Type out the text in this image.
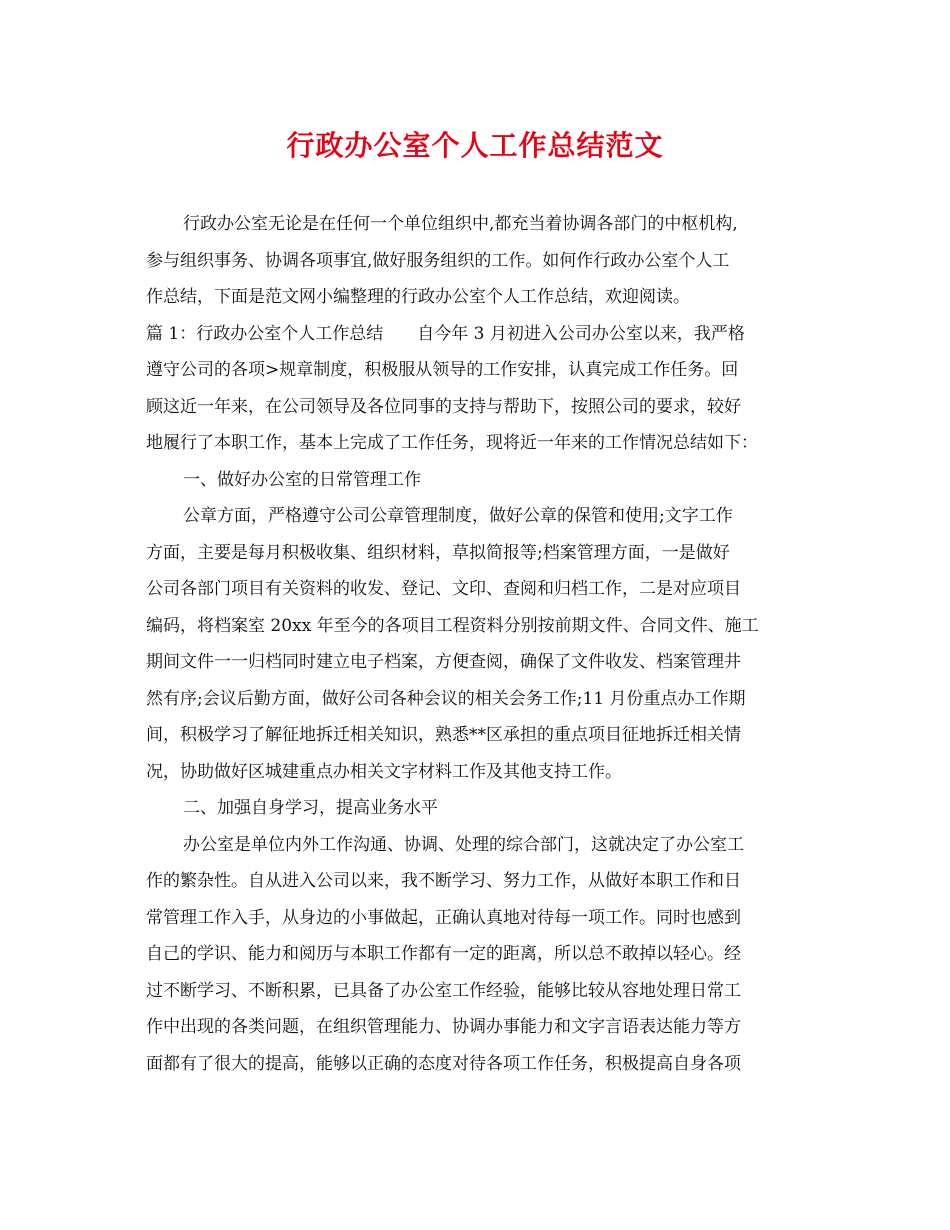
行政办公室个人工作总结范文
行政办公室无论是在任何一个单位组织中,都充当着协调各部门的中枢机构,
参与组织事务、协调各项事宜,做好服务组织的工作。如何作行政办公室个人工
作总结，下面是范文网小编整理的行政办公室个人工作总结，欢迎阅读。
篇 1：行政办公室个人工作总结　　自今年 3 月初进入公司办公室以来，我严格
遵守公司的各项>规章制度，积极服从领导的工作安排，认真完成工作任务。回
顾这近一年来，在公司领导及各位同事的支持与帮助下，按照公司的要求，较好
地履行了本职工作，基本上完成了工作任务，现将近一年来的工作情况总结如下：
一、做好办公室的日常管理工作
公章方面，严格遵守公司公章管理制度，做好公章的保管和使用;文字工作
方面，主要是每月积极收集、组织材料，草拟简报等;档案管理方面，一是做好
公司各部门项目有关资料的收发、登记、文印、查阅和归档工作，二是对应项目
编码，将档案室 20xx 年至今的各项目工程资料分别按前期文件、合同文件、施工
期间文件一一归档同时建立电子档案，方便查阅，确保了文件收发、档案管理井
然有序;会议后勤方面，做好公司各种会议的相关会务工作;11 月份重点办工作期
间，积极学习了解征地拆迁相关知识，熟悉**区承担的重点项目征地拆迁相关情
况，协助做好区城建重点办相关文字材料工作及其他支持工作。
二、加强自身学习，提高业务水平
办公室是单位内外工作沟通、协调、处理的综合部门，这就决定了办公室工
作的繁杂性。自从进入公司以来，我不断学习、努力工作，从做好本职工作和日
常管理工作入手，从身边的小事做起，正确认真地对待每一项工作。同时也感到
自己的学识、能力和阅历与本职工作都有一定的距离，所以总不敢掉以轻心。经
过不断学习、不断积累，已具备了办公室工作经验，能够比较从容地处理日常工
作中出现的各类问题，在组织管理能力、协调办事能力和文字言语表达能力等方
面都有了很大的提高，能够以正确的态度对待各项工作任务，积极提高自身各项
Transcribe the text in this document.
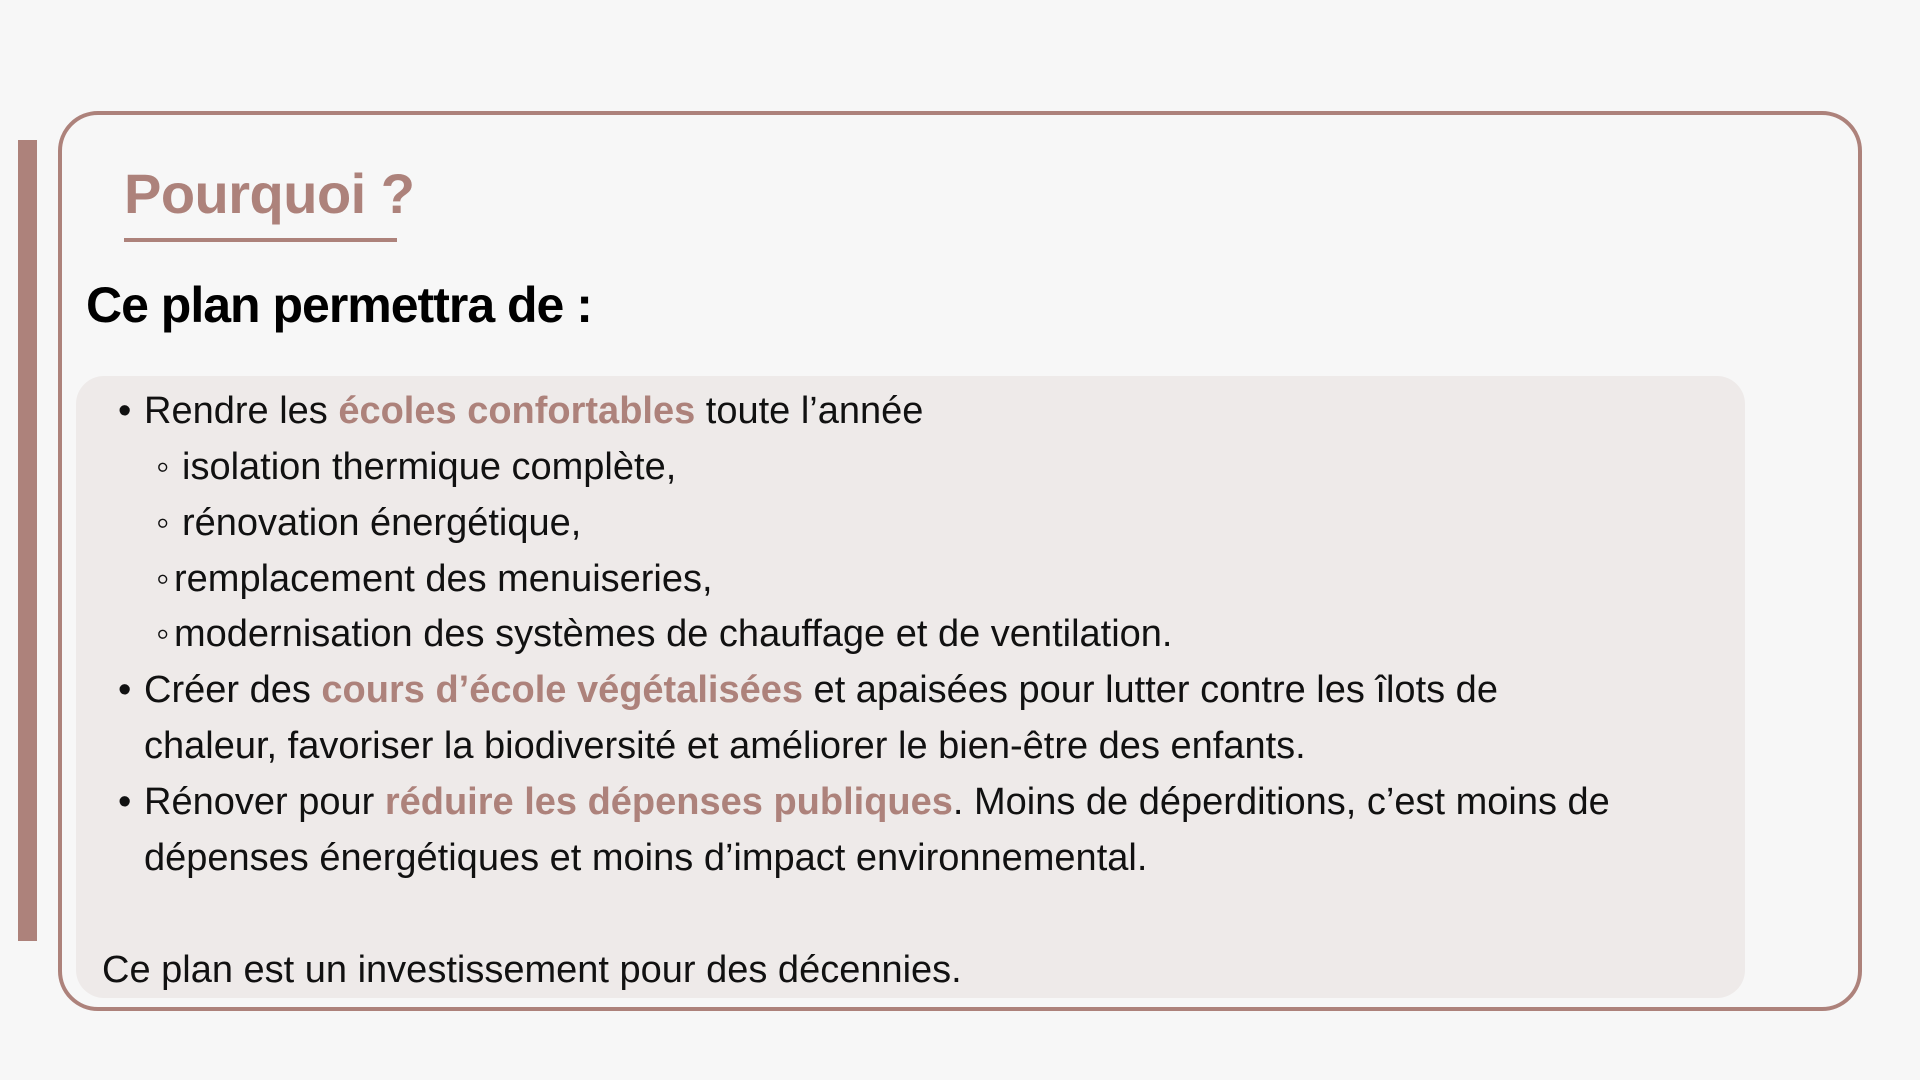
Pourquoi ?
Ce plan permettra de :
• Rendre les écoles confortables toute l’année
◦ isolation thermique complète,
◦ rénovation énergétique,
◦ remplacement des menuiseries,
◦ modernisation des systèmes de chauffage et de ventilation.
• Créer des cours d’école végétalisées et apaisées pour lutter contre les îlots de
chaleur, favoriser la biodiversité et améliorer le bien-être des enfants.
• Rénover pour réduire les dépenses publiques. Moins de déperditions, c’est moins de
dépenses énergétiques et moins d’impact environnemental.
Ce plan est un investissement pour des décennies.
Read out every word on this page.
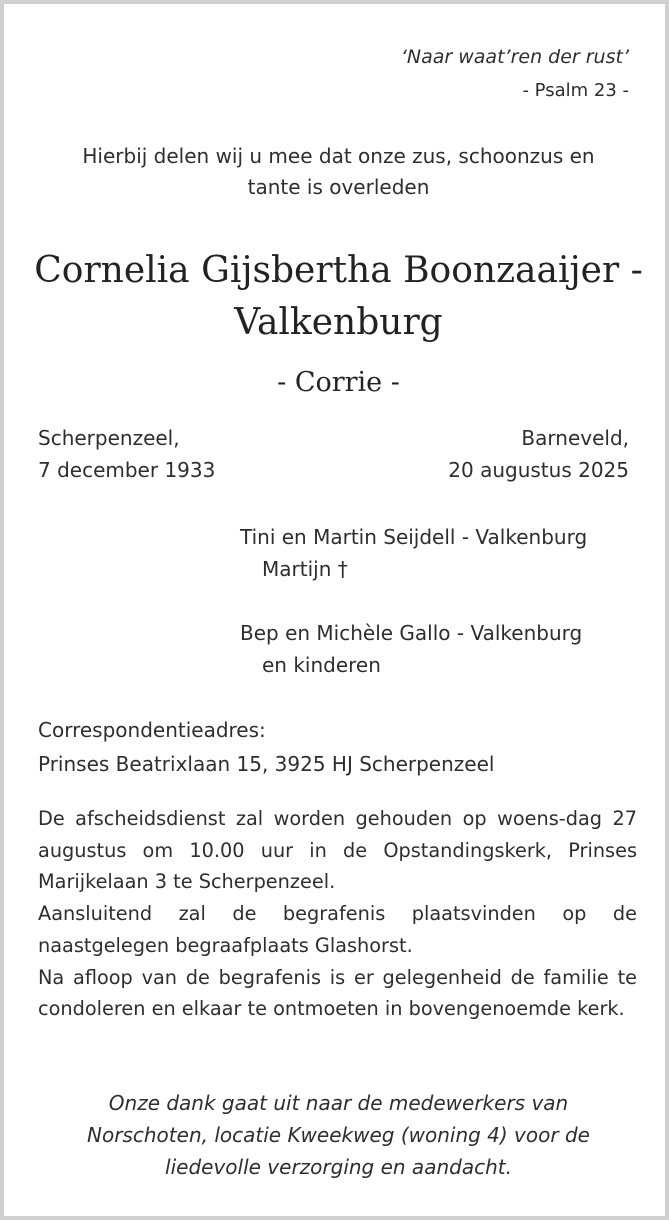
‘Naar waat’ren der rust’
- Psalm 23 -
Hierbij delen wij u mee dat onze zus, schoonzus en
tante is overleden
Cornelia Gijsbertha Boonzaaijer -
Valkenburg
- Corrie -
Scherpenzeel,
7 december 1933
Barneveld,
20 augustus 2025
Tini en Martin Seijdell - Valkenburg
Martijn †
Bep en Michèle Gallo - Valkenburg
en kinderen
Correspondentieadres:
Prinses Beatrixlaan 15, 3925 HJ Scherpenzeel

De afscheidsdienst zal worden gehouden op woens-dag 27 augustus om 10.00 uur in de Opstandingskerk, Prinses Marijkelaan 3 te Scherpenzeel.

Aansluitend zal de begrafenis plaatsvinden op de naastgelegen begraafplaats Glashorst.

Na afloop van de begrafenis is er gelegenheid de familie te condoleren en elkaar te ontmoeten in bovengenoemde kerk.

Onze dank gaat uit naar de medewerkers van
Norschoten, locatie Kweekweg (woning 4) voor de
liedevolle verzorging en aandacht.
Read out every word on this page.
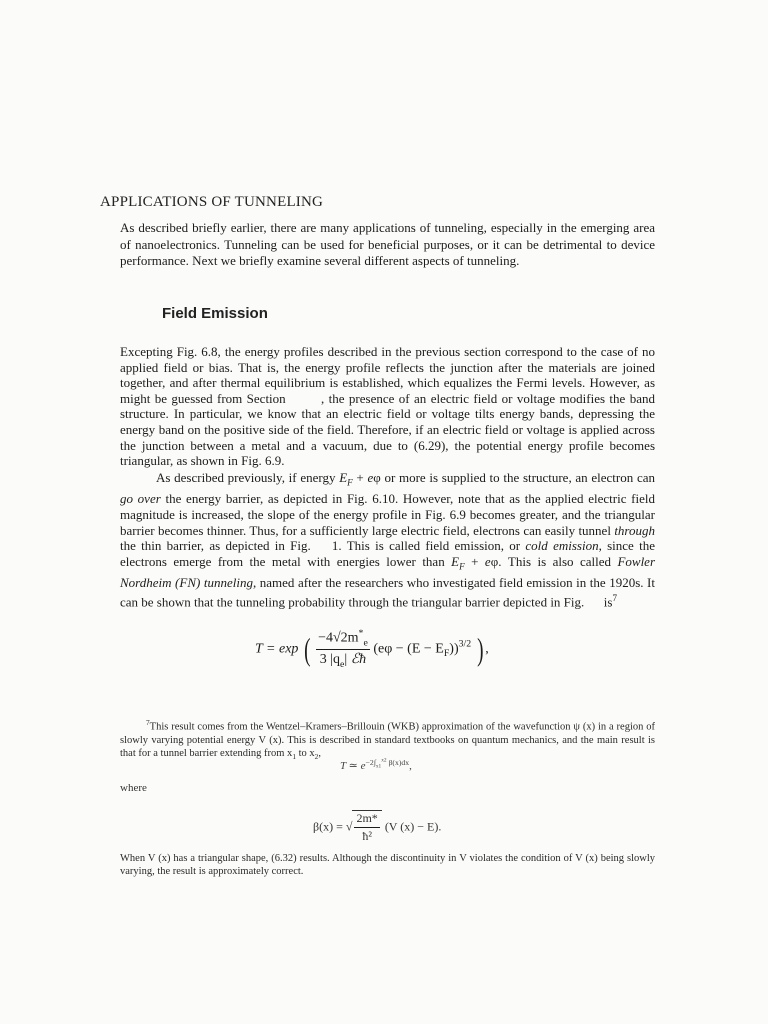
APPLICATIONS OF TUNNELING

As described briefly earlier, there are many applications of tunneling, especially in the emerging area of nanoelectronics. Tunneling can be used for beneficial purposes, or it can be detrimental to device performance. Next we briefly examine several different aspects of tunneling.

Field Emission

Excepting Fig. 6.8, the energy profiles described in the previous section correspond to the case of no applied field or bias. That is, the energy profile reflects the junction after the materials are joined together, and after thermal equilibrium is established, which equalizes the Fermi levels. However, as might be guessed from Section	, the presence of an electric field or voltage modifies the band structure. In particular, we know that an electric field or voltage tilts energy bands, depressing the energy band on the positive side of the field. Therefore, if an electric field or voltage is applied across the junction between a metal and a vacuum, due to (6.29), the potential energy profile becomes triangular, as shown in Fig. 6.9.

As described previously, if energy $E_F + e\varphi$ or more is supplied to the structure, an electron can go over the energy barrier, as depicted in Fig. 6.10. However, note that as the applied electric field magnitude is increased, the slope of the energy profile in Fig. 6.9 becomes greater, and the triangular barrier becomes thinner. Thus, for a sufficiently large electric field, electrons can easily tunnel through the thin barrier, as depicted in Fig. 1. This is called field emission, or cold emission, since the electrons emerge from the metal with energies lower than $E_F + e\varphi$. This is also called Fowler Nordheim (FN) tunneling, named after the researchers who investigated field emission in the 1920s. It can be shown that the tunneling probability through the triangular barrier depicted in Fig. $is^7$

T = exp ( $\frac{-4√2m^*_e}{3 |q_e| ℰħ} (e\varphi - (E - E_F))^{3/2}$ ) ,

$^7$This result comes from the Wentzel–Kramers–Brillouin (WKB) approximation of the wavefunction ψ (x) in a region of slowly varying potential energy V (x). This is described in standard textbooks on quantum mechanics, and the main result is that for a tunnel barrier extending from $x_1$ to $x_2$,

T ≃ $e^{-2\int_{x1}^{x2} \beta(x)dx}$,
where
β(x) = √ $\frac{2m*}{\text{ħ²}} (V$ (x) − E).

When V (x) has a triangular shape, (6.32) results. Although the discontinuity in V violates the condition of V (x) being slowly varying, the result is approximately correct.
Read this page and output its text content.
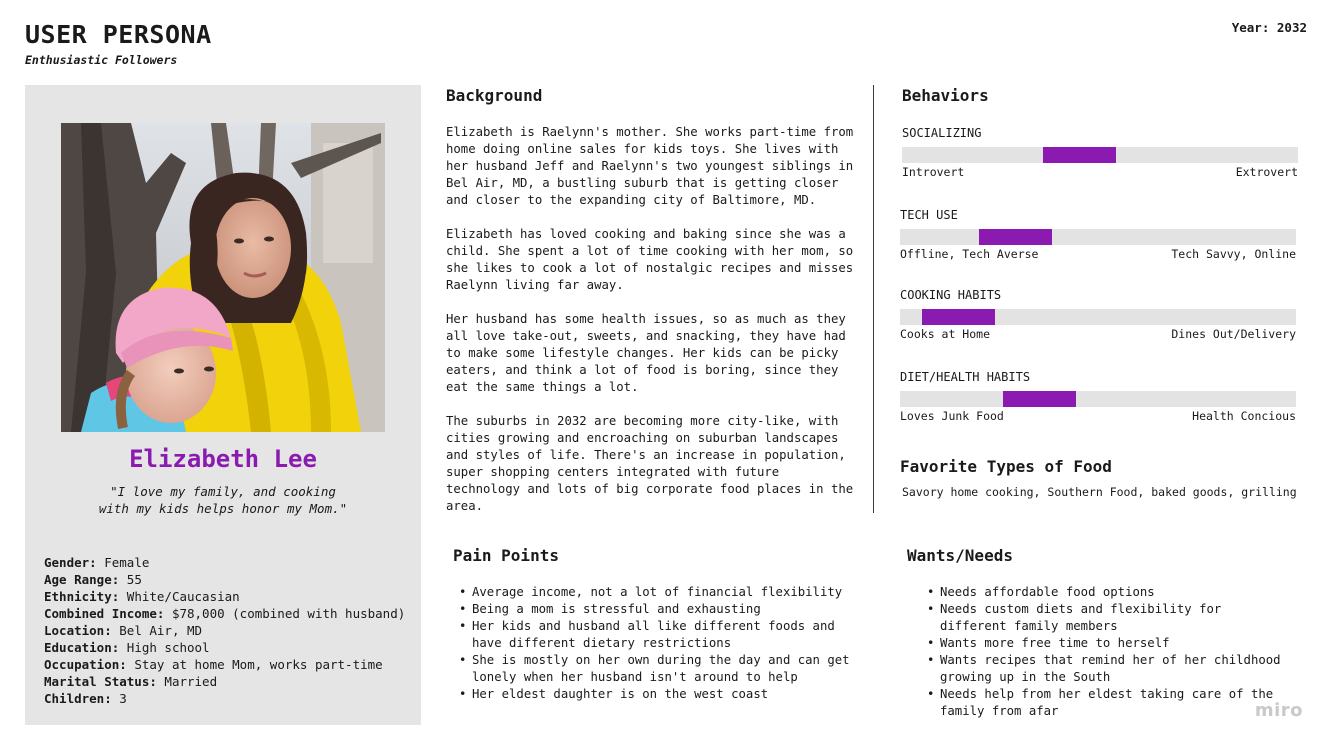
USER PERSONA
Enthusiastic Followers
Year: 2032
Elizabeth Lee
"I love my family, and cooking
with my kids helps honor my Mom."
Gender: Female
Age Range: 55
Ethnicity: White/Caucasian
Combined Income: $78,000 (combined with husband)
Location: Bel Air, MD
Education: High school
Occupation: Stay at home Mom, works part-time
Marital Status: Married
Children: 3
Background

Elizabeth is Raelynn's mother. She works part-time from home doing online sales for kids toys. She lives with her husband Jeff and Raelynn's two youngest siblings in Bel Air, MD, a bustling suburb that is getting closer and closer to the expanding city of Baltimore, MD.

Elizabeth has loved cooking and baking since she was a child. She spent a lot of time cooking with her mom, so she likes to cook a lot of nostalgic recipes and misses Raelynn living far away.

Her husband has some health issues, so as much as they all love take-out, sweets, and snacking, they have had to make some lifestyle changes. Her kids can be picky eaters, and think a lot of food is boring, since they eat the same things a lot.

The suburbs in 2032 are becoming more city-like, with cities growing and encroaching on suburban landscapes and styles of life. There's an increase in population, super shopping centers integrated with future technology and lots of big corporate food places in the area.

Behaviors
SOCIALIZING
Introvert	Extrovert
TECH USE
Offline, Tech Averse	Tech Savvy, Online
COOKING HABITS
Cooks at Home	Dines Out/Delivery
DIET/HEALTH HABITS
Loves Junk Food	Health Concious
Favorite Types of Food
Savory home cooking, Southern Food, baked goods, grilling
Pain Points
• Average income, not a lot of financial flexibility
• Being a mom is stressful and exhausting
• Her kids and husband all like different foods and have different dietary restrictions
• She is mostly on her own during the day and can get lonely when her husband isn't around to help
• Her eldest daughter is on the west coast
Wants/Needs
• Needs affordable food options
• Needs custom diets and flexibility for different family members
• Wants more free time to herself
• Wants recipes that remind her of her childhood growing up in the South
• Needs help from her eldest taking care of the family from afar	miro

━━━━━━━━━━━━━━━━━━━━

Note how many lines in the listing above hold the string "slowly", then give only that figure.

2